[Figure collection entries]
☆ ☆ ☆

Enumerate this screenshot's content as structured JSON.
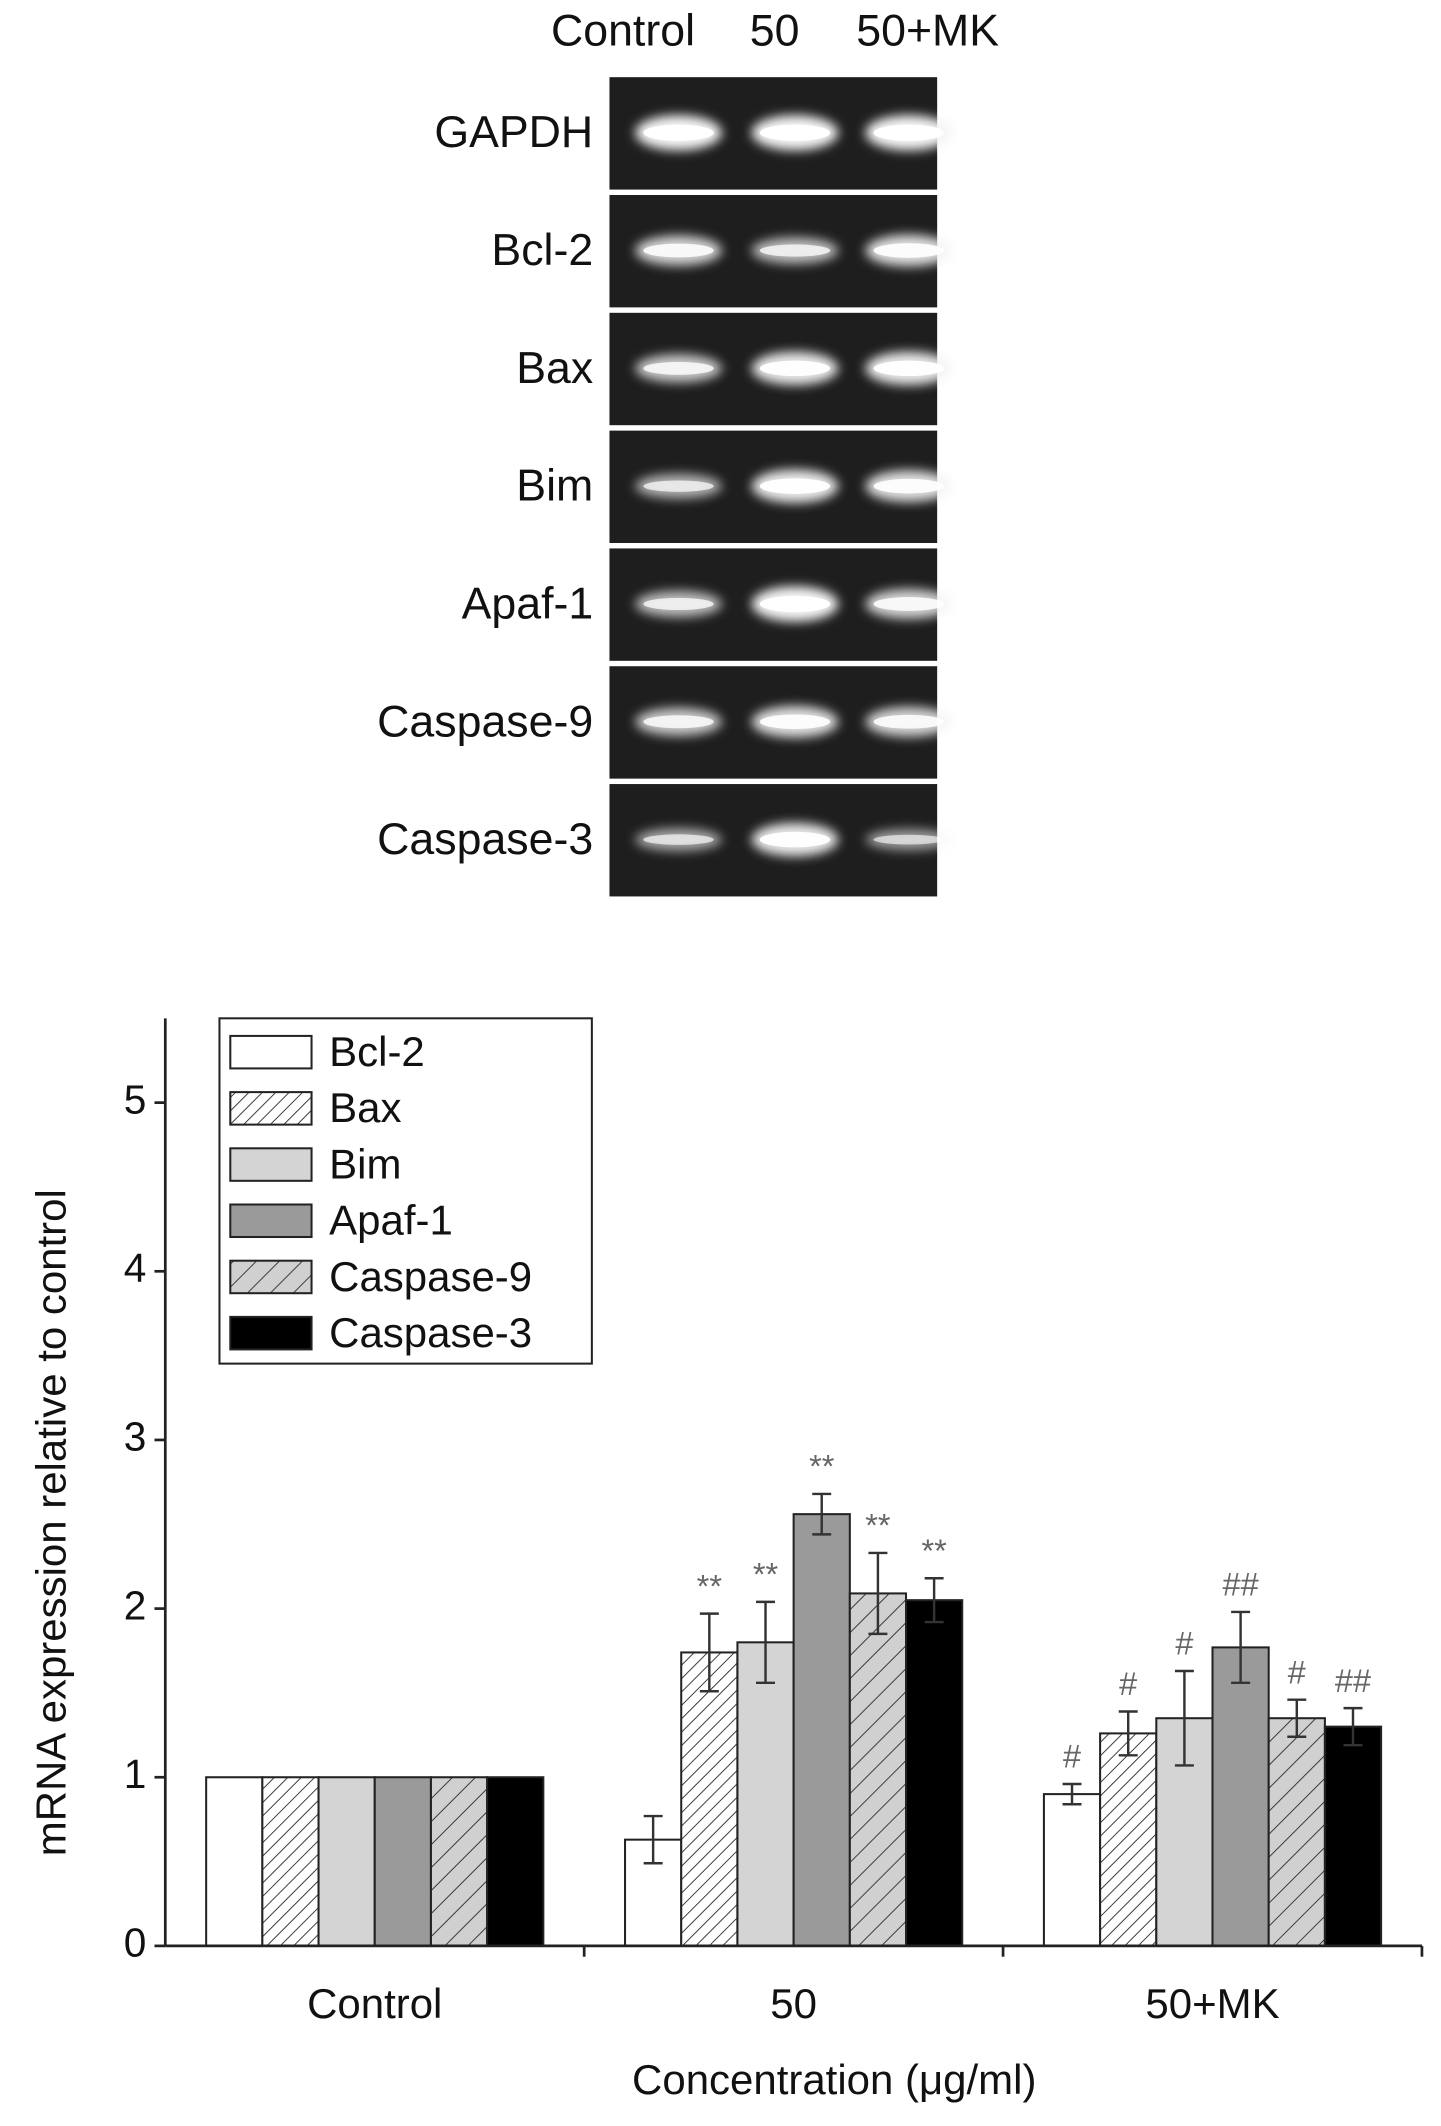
{
  "gel": {
    "lanes": [
      "Control",
      "50",
      "50+MK"
    ],
    "rows": [
      "GAPDH",
      "Bcl-2",
      "Bax",
      "Bim",
      "Apaf-1",
      "Caspase-9",
      "Caspase-3"
    ]
  },
  "chart_data": {
    "type": "bar",
    "y_label": "mRNA expression relative to control",
    "x_label": "Concentration (μg/ml)",
    "categories": [
      "Control",
      "50",
      "50+MK"
    ],
    "ylim": [
      0,
      5.5
    ],
    "yticks": [
      0,
      1,
      2,
      3,
      4,
      5
    ],
    "legend": "upper left",
    "series": [
      {
        "name": "Bcl-2",
        "color": "#ffffff",
        "hatch": false,
        "values": [
          1,
          0.63,
          0.9
        ],
        "errors": [
          null,
          0.14,
          0.06
        ],
        "annotations": [
          null,
          null,
          "#"
        ]
      },
      {
        "name": "Bax",
        "color": "#ffffff",
        "hatch": true,
        "values": [
          1,
          1.74,
          1.26
        ],
        "errors": [
          null,
          0.23,
          0.13
        ],
        "annotations": [
          null,
          "**",
          "#"
        ]
      },
      {
        "name": "Bim",
        "color": "#d4d4d4",
        "hatch": false,
        "values": [
          1,
          1.8,
          1.35
        ],
        "errors": [
          null,
          0.24,
          0.28
        ],
        "annotations": [
          null,
          "**",
          "#"
        ]
      },
      {
        "name": "Apaf-1",
        "color": "#9a9a9a",
        "hatch": false,
        "values": [
          1,
          2.56,
          1.77
        ],
        "errors": [
          null,
          0.12,
          0.21
        ],
        "annotations": [
          null,
          "**",
          "##"
        ]
      },
      {
        "name": "Caspase-9",
        "color": "#d0d0d0",
        "hatch": true,
        "values": [
          1,
          2.09,
          1.35
        ],
        "errors": [
          null,
          0.24,
          0.11
        ],
        "annotations": [
          null,
          "**",
          "#"
        ]
      },
      {
        "name": "Caspase-3",
        "color": "#000000",
        "hatch": false,
        "values": [
          1,
          2.05,
          1.3
        ],
        "errors": [
          null,
          0.13,
          0.11
        ],
        "annotations": [
          null,
          "**",
          "##"
        ]
      }
    ]
  }
}
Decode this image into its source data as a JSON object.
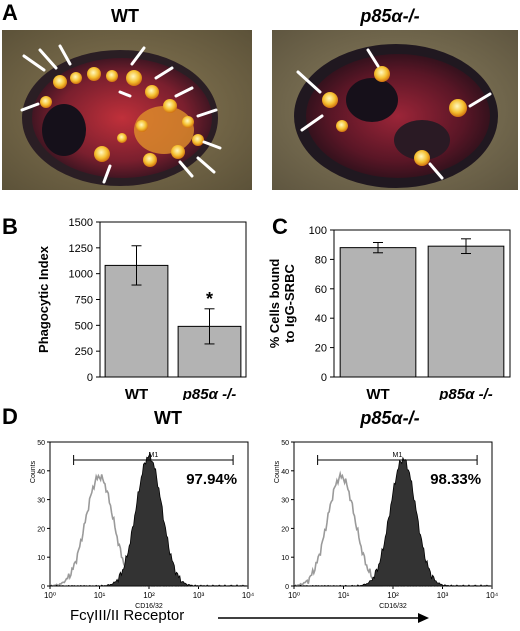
{
  "panels": {
    "A": {
      "letter": "A",
      "left_title": "WT",
      "right_title": "p85α-/-"
    },
    "B": {
      "letter": "B"
    },
    "C": {
      "letter": "C"
    },
    "D": {
      "letter": "D",
      "left_title": "WT",
      "right_title": "p85α-/-",
      "x_axis_caption": "FcγIII/II Receptor"
    }
  },
  "chart_data": [
    {
      "id": "B",
      "type": "bar",
      "ylabel": "Phagocytic Index",
      "categories": [
        "WT",
        "p85α -/-"
      ],
      "values": [
        1080,
        490
      ],
      "errors": [
        190,
        170
      ],
      "ylim": [
        0,
        1500
      ],
      "yticks": [
        "0",
        "250",
        "500",
        "750",
        "1000",
        "1250",
        "1500"
      ],
      "annotation": "*",
      "bar_color": "#b3b3b3"
    },
    {
      "id": "C",
      "type": "bar",
      "ylabel": "% Cells bound to IgG-SRBC",
      "categories": [
        "WT",
        "p85α -/-"
      ],
      "values": [
        88,
        89
      ],
      "errors": [
        3.5,
        5
      ],
      "ylim": [
        0,
        100
      ],
      "yticks": [
        "0",
        "20",
        "40",
        "60",
        "80",
        "100"
      ],
      "bar_color": "#b3b3b3"
    },
    {
      "id": "D-WT",
      "type": "area",
      "ylabel": "Counts",
      "xlabel": "CD16/32",
      "xscale": "log",
      "xlim": [
        1,
        10000
      ],
      "ylim": [
        0,
        50
      ],
      "xticks": [
        "10⁰",
        "10¹",
        "10²",
        "10³",
        "10⁴"
      ],
      "yticks": [
        "0",
        "10",
        "20",
        "30",
        "40",
        "50"
      ],
      "gate_label": "M1",
      "gate_range": [
        3,
        5000
      ],
      "gate_percent": "97.94%",
      "series": [
        {
          "role": "control",
          "style": "grey outline",
          "peak_x": 10,
          "peak_y": 38,
          "width_decades": 0.28
        },
        {
          "role": "stained",
          "style": "black filled",
          "peak_x": 100,
          "peak_y": 45,
          "width_decades": 0.26
        }
      ]
    },
    {
      "id": "D-KO",
      "type": "area",
      "ylabel": "Counts",
      "xlabel": "CD16/32",
      "xscale": "log",
      "xlim": [
        1,
        10000
      ],
      "ylim": [
        0,
        50
      ],
      "xticks": [
        "10⁰",
        "10¹",
        "10²",
        "10³",
        "10⁴"
      ],
      "yticks": [
        "0",
        "10",
        "20",
        "30",
        "40",
        "50"
      ],
      "gate_label": "M1",
      "gate_range": [
        3,
        5000
      ],
      "gate_percent": "98.33%",
      "series": [
        {
          "role": "control",
          "style": "grey outline",
          "peak_x": 9,
          "peak_y": 38,
          "width_decades": 0.28
        },
        {
          "role": "stained",
          "style": "black filled",
          "peak_x": 160,
          "peak_y": 44,
          "width_decades": 0.26
        }
      ]
    }
  ]
}
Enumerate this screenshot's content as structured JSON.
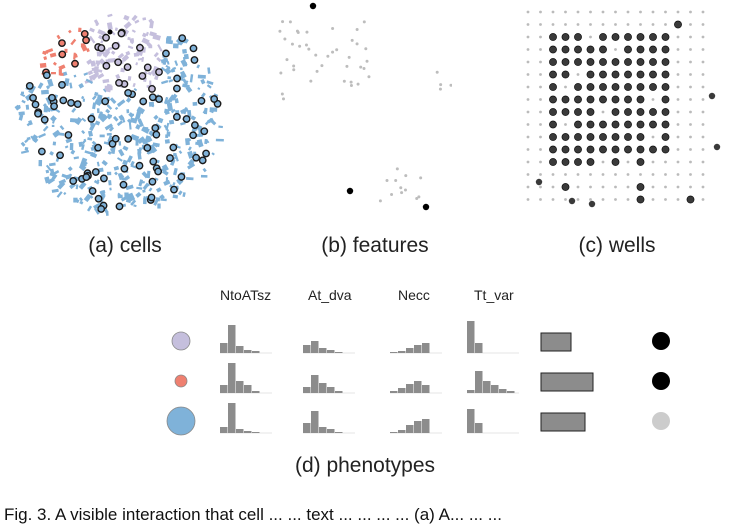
{
  "panels": {
    "cells": {
      "caption": "(a) cells"
    },
    "features": {
      "caption": "(b) features"
    },
    "wells": {
      "caption": "(c) wells"
    },
    "phenotypes": {
      "caption": "(d) phenotypes",
      "feature_labels": [
        "NtoATsz",
        "At_dva",
        "Necc",
        "Tt_var"
      ],
      "rows": [
        {
          "color": "#c5bfdd",
          "size_rank": 2,
          "well_marker": "#000000"
        },
        {
          "color": "#ef8070",
          "size_rank": 1,
          "well_marker": "#000000"
        },
        {
          "color": "#7fb2d9",
          "size_rank": 3,
          "well_marker": "#cccccc"
        }
      ]
    }
  },
  "colors": {
    "cluster_blue": "#7fb2d9",
    "cluster_red": "#ef8070",
    "cluster_purple": "#c5bfdd",
    "histogram_fill": "#8c8c8c",
    "bar_fill": "#8c8c8c",
    "highlight_ring": "#1a1a1a",
    "feature_dot": "#bdbdbd"
  },
  "footer_text": "Fig. 3. A visible interaction that cell ... ... text ... ... ... ... (a) A... ... ..."
}
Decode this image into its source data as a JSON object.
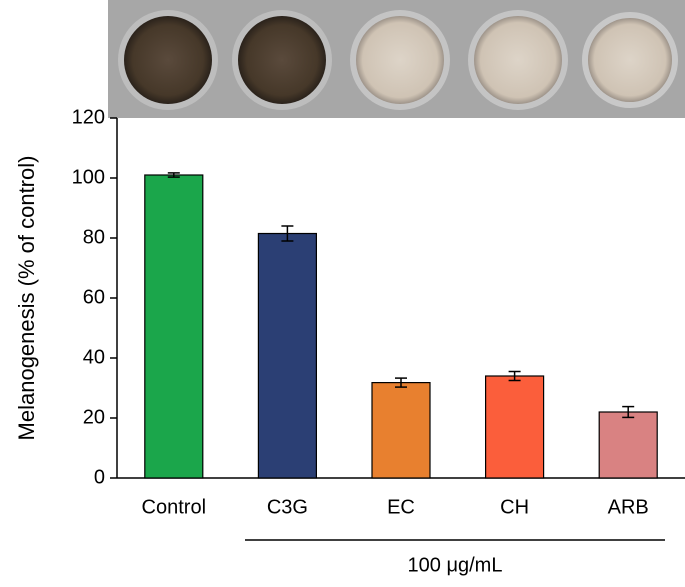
{
  "chart_data": {
    "type": "bar",
    "y_label": "Melanogenesis (% of control)",
    "categories": [
      "Control",
      "C3G",
      "EC",
      "CH",
      "ARB"
    ],
    "values": [
      101,
      81.5,
      31.8,
      34,
      22
    ],
    "errors": [
      0.7,
      2.5,
      1.5,
      1.5,
      1.8
    ],
    "colors": [
      "#1ba64b",
      "#2b3f74",
      "#e8802f",
      "#fb5e3b",
      "#d98282"
    ],
    "ylim": [
      0,
      120
    ],
    "yticks": [
      0,
      20,
      40,
      60,
      80,
      100,
      120
    ],
    "annotation": "100 μg/mL"
  }
}
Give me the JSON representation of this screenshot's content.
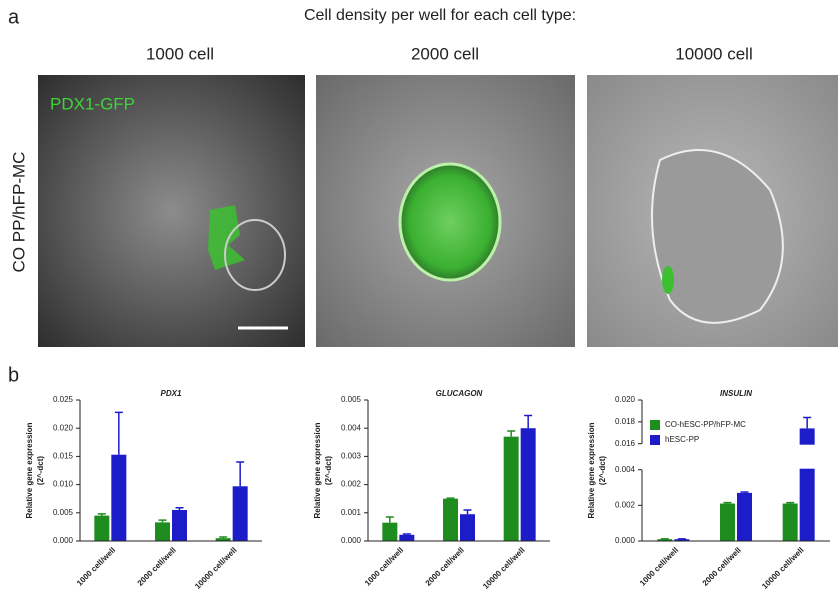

☆ ☆ ☆

Please transcribe every entry above exactly, leaving out any pictures.

● **Output of the task**:
Enumerate this screenshot's content as structured JSON.
{
  "gel": {
    "lanes": [
      "Control",
      "50",
      "50+MK"
    ],
    "rows": [
      "GAPDH",
      "Bcl-2",
      "Bax",
      "Bim",
      "Apaf-1",
      "Caspase-9",
      "Caspase-3"
    ]
  },
  "chart_data": {
    "type": "bar",
    "y_label": "mRNA expression relative to control",
    "x_label": "Concentration (μg/ml)",
    "categories": [
      "Control",
      "50",
      "50+MK"
    ],
    "ylim": [
      0,
      5.5
    ],
    "yticks": [
      0,
      1,
      2,
      3,
      4,
      5
    ],
    "legend": "upper left",
    "series": [
      {
        "name": "Bcl-2",
        "color": "#ffffff",
        "hatch": false,
        "values": [
          1,
          0.63,
          0.9
        ],
        "errors": [
          null,
          0.14,
          0.06
        ],
        "annotations": [
          null,
          null,
          "#"
        ]
      },
      {
        "name": "Bax",
        "color": "#ffffff",
        "hatch": true,
        "values": [
          1,
          1.74,
          1.26
        ],
        "errors": [
          null,
          0.23,
          0.13
        ],
        "annotations": [
          null,
          "**",
          "#"
        ]
      },
      {
        "name": "Bim",
        "color": "#d4d4d4",
        "hatch": false,
        "values": [
          1,
          1.8,
          1.35
        ],
        "errors": [
          null,
          0.24,
          0.28
        ],
        "annotations": [
          null,
          "**",
          "#"
        ]
      },
      {
        "name": "Apaf-1",
        "color": "#9a9a9a",
        "hatch": false,
        "values": [
          1,
          2.56,
          1.77
        ],
        "errors": [
          null,
          0.12,
          0.21
        ],
        "annotations": [
          null,
          "**",
          "##"
        ]
      },
      {
        "name": "Caspase-9",
        "color": "#d0d0d0",
        "hatch": true,
        "values": [
          1,
          2.09,
          1.35
        ],
        "errors": [
          null,
          0.24,
          0.11
        ],
        "annotations": [
          null,
          "**",
          "#"
        ]
      },
      {
        "name": "Caspase-3",
        "color": "#000000",
        "hatch": false,
        "values": [
          1,
          2.05,
          1.3
        ],
        "errors": [
          null,
          0.13,
          0.11
        ],
        "annotations": [
          null,
          "**",
          "##"
        ]
      }
    ]
  }
}
Decode this image into its source data as a JSON object.
{
  "panels": {
    "A": {
      "letter": "A",
      "left_title": "WT",
      "right_title": "p85α-/-"
    },
    "B": {
      "letter": "B"
    },
    "C": {
      "letter": "C"
    },
    "D": {
      "letter": "D",
      "left_title": "WT",
      "right_title": "p85α-/-",
      "x_axis_caption": "FcγIII/II Receptor"
    }
  },
  "chart_data": [
    {
      "id": "B",
      "type": "bar",
      "ylabel": "Phagocytic Index",
      "categories": [
        "WT",
        "p85α -/-"
      ],
      "values": [
        1080,
        490
      ],
      "errors": [
        190,
        170
      ],
      "ylim": [
        0,
        1500
      ],
      "yticks": [
        "0",
        "250",
        "500",
        "750",
        "1000",
        "1250",
        "1500"
      ],
      "annotation": "*",
      "bar_color": "#b3b3b3"
    },
    {
      "id": "C",
      "type": "bar",
      "ylabel": "% Cells bound to IgG-SRBC",
      "categories": [
        "WT",
        "p85α -/-"
      ],
      "values": [
        88,
        89
      ],
      "errors": [
        3.5,
        5
      ],
      "ylim": [
        0,
        100
      ],
      "yticks": [
        "0",
        "20",
        "40",
        "60",
        "80",
        "100"
      ],
      "bar_color": "#b3b3b3"
    },
    {
      "id": "D-WT",
      "type": "area",
      "ylabel": "Counts",
      "xlabel": "CD16/32",
      "xscale": "log",
      "xlim": [
        1,
        10000
      ],
      "ylim": [
        0,
        50
      ],
      "xticks": [
        "10⁰",
        "10¹",
        "10²",
        "10³",
        "10⁴"
      ],
      "yticks": [
        "0",
        "10",
        "20",
        "30",
        "40",
        "50"
      ],
      "gate_label": "M1",
      "gate_range": [
        3,
        5000
      ],
      "gate_percent": "97.94%",
      "series": [
        {
          "role": "control",
          "style": "grey outline",
          "peak_x": 10,
          "peak_y": 38,
          "width_decades": 0.28
        },
        {
          "role": "stained",
          "style": "black filled",
          "peak_x": 100,
          "peak_y": 45,
          "width_decades": 0.26
        }
      ]
    },
    {
      "id": "D-KO",
      "type": "area",
      "ylabel": "Counts",
      "xlabel": "CD16/32",
      "xscale": "log",
      "xlim": [
        1,
        10000
      ],
      "ylim": [
        0,
        50
      ],
      "xticks": [
        "10⁰",
        "10¹",
        "10²",
        "10³",
        "10⁴"
      ],
      "yticks": [
        "0",
        "10",
        "20",
        "30",
        "40",
        "50"
      ],
      "gate_label": "M1",
      "gate_range": [
        3,
        5000
      ],
      "gate_percent": "98.33%",
      "series": [
        {
          "role": "control",
          "style": "grey outline",
          "peak_x": 9,
          "peak_y": 38,
          "width_decades": 0.28
        },
        {
          "role": "stained",
          "style": "black filled",
          "peak_x": 160,
          "peak_y": 44,
          "width_decades": 0.26
        }
      ]
    }
  ]
}
Enumerate this screenshot's content as structured JSON.
{
  "panels": {
    "cells": {
      "caption": "(a) cells"
    },
    "features": {
      "caption": "(b) features"
    },
    "wells": {
      "caption": "(c) wells"
    },
    "phenotypes": {
      "caption": "(d) phenotypes",
      "feature_labels": [
        "NtoATsz",
        "At_dva",
        "Necc",
        "Tt_var"
      ],
      "rows": [
        {
          "color": "#c5bfdd",
          "size_rank": 2,
          "well_marker": "#000000"
        },
        {
          "color": "#ef8070",
          "size_rank": 1,
          "well_marker": "#000000"
        },
        {
          "color": "#7fb2d9",
          "size_rank": 3,
          "well_marker": "#cccccc"
        }
      ]
    }
  },
  "colors": {
    "cluster_blue": "#7fb2d9",
    "cluster_red": "#ef8070",
    "cluster_purple": "#c5bfdd",
    "histogram_fill": "#8c8c8c",
    "bar_fill": "#8c8c8c",
    "highlight_ring": "#1a1a1a",
    "feature_dot": "#bdbdbd"
  },
  "footer_text": "Fig. 3. A visible interaction that cell ... ... text ... ... ... ... (a) A... ... ..."
}
Decode this image into its source data as a JSON object.
{
  "chart_data": {
    "type": "bar",
    "y_label": "Melanogenesis (% of control)",
    "categories": [
      "Control",
      "C3G",
      "EC",
      "CH",
      "ARB"
    ],
    "values": [
      101,
      81.5,
      31.8,
      34,
      22
    ],
    "errors": [
      0.7,
      2.5,
      1.5,
      1.5,
      1.8
    ],
    "colors": [
      "#1ba64b",
      "#2b3f74",
      "#e8802f",
      "#fb5e3b",
      "#d98282"
    ],
    "ylim": [
      0,
      120
    ],
    "yticks": [
      0,
      20,
      40,
      60,
      80,
      100,
      120
    ],
    "annotation": "100 μg/mL"
  }
}
Give me the JSON representation of this screenshot's content.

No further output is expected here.